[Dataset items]
▬▬▬

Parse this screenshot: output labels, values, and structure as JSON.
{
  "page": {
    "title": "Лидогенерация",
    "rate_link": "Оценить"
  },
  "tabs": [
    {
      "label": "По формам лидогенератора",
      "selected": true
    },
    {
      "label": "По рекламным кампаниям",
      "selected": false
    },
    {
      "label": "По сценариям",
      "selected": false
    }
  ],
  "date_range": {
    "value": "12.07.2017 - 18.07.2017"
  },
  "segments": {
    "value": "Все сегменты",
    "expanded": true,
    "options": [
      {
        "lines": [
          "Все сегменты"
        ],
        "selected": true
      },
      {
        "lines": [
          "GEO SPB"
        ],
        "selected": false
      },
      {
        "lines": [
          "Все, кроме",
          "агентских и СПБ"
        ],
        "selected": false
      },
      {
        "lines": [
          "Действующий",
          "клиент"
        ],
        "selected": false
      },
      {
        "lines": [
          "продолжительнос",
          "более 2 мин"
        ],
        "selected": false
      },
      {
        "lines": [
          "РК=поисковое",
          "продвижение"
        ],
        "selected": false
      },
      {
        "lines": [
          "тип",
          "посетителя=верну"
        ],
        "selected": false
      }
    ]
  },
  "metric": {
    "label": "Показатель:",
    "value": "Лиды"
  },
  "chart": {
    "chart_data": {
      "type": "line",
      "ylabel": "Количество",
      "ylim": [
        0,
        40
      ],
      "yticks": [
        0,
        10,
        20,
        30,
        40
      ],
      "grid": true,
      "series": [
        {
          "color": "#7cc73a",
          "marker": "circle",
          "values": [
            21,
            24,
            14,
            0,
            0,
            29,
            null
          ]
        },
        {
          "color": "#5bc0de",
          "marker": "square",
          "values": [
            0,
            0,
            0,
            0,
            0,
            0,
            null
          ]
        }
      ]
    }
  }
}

▬▬▬

# Job
Pick out all the lines with the word "true" in them and copy them.

# Answer to this exercise
      "selected": true
    "expanded": true,
        "selected": true
      "grid": true,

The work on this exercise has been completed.